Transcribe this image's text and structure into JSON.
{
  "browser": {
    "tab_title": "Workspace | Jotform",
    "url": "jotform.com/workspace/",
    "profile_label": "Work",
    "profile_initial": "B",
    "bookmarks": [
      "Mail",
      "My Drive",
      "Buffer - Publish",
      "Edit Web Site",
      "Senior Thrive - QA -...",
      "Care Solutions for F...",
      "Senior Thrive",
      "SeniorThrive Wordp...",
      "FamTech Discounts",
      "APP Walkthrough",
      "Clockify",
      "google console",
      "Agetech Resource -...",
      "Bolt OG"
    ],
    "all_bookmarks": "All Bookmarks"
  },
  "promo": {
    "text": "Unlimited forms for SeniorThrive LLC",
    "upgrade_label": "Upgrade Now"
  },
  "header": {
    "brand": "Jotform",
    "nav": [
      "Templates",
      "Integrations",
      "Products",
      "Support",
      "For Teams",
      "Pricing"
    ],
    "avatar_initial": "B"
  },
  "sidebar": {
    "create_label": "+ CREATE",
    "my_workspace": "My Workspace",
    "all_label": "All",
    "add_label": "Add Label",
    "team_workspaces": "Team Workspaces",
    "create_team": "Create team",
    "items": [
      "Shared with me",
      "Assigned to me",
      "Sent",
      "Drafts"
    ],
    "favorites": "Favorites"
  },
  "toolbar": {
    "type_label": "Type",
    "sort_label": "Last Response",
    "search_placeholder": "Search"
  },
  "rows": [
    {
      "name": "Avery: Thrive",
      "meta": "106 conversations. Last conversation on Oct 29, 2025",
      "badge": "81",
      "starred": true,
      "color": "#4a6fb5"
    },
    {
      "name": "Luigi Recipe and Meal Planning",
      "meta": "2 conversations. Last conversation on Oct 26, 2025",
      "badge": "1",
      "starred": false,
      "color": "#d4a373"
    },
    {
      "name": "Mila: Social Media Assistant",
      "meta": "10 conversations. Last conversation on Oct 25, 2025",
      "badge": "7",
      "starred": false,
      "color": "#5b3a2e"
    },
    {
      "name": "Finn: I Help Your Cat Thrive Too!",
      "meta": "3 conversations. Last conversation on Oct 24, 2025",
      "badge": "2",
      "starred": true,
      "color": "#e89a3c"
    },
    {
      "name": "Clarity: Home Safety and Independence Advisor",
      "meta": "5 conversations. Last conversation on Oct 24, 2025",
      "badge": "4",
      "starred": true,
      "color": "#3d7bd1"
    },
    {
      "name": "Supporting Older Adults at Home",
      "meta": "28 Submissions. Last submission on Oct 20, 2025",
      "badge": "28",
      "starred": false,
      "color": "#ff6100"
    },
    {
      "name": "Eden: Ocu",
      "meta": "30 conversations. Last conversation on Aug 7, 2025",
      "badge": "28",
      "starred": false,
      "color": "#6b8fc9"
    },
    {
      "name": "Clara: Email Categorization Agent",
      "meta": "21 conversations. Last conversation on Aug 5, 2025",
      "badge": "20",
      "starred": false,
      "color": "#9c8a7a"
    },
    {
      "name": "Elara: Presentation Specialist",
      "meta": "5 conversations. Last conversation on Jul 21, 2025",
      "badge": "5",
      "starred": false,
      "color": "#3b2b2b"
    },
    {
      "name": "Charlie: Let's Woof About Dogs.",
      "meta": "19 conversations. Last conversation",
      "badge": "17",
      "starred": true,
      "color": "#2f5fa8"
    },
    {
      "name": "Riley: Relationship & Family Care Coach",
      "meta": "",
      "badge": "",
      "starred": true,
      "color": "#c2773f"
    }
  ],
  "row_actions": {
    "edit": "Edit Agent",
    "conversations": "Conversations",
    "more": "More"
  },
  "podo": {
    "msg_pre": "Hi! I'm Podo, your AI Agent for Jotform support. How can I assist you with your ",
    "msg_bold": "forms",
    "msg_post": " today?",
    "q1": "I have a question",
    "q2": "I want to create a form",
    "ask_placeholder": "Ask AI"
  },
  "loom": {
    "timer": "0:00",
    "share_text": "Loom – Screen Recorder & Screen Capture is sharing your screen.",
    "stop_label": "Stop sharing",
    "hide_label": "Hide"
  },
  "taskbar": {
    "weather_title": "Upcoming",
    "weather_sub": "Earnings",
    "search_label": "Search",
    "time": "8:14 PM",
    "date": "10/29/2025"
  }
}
------------------------------------------------
Goal of the exercise:
Find each line with the string "sharing" and copy it out.

The solution:
    "share_text": "Loom – Screen Recorder & Screen Capture is sharing your screen.",
    "stop_label": "Stop sharing",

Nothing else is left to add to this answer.